Can you express these lines as a JSON list of strings, with one string per line and any blank lines dropped?

Collected data entries
────────────────

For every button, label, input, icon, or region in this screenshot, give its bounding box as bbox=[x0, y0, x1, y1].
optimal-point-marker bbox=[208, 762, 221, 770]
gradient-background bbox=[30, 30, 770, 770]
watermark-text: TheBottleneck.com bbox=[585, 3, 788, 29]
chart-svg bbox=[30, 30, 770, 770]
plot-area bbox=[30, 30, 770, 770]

────────────────

## Answer in full
[
  "For every button, label, input, icon, or region in this screenshot, give its bounding box as bbox=[x0, y0, x1, y1].",
  "optimal-point-marker bbox=[208, 762, 221, 770]",
  "gradient-background bbox=[30, 30, 770, 770]",
  "watermark-text: TheBottleneck.com bbox=[585, 3, 788, 29]",
  "chart-svg bbox=[30, 30, 770, 770]",
  "plot-area bbox=[30, 30, 770, 770]"
]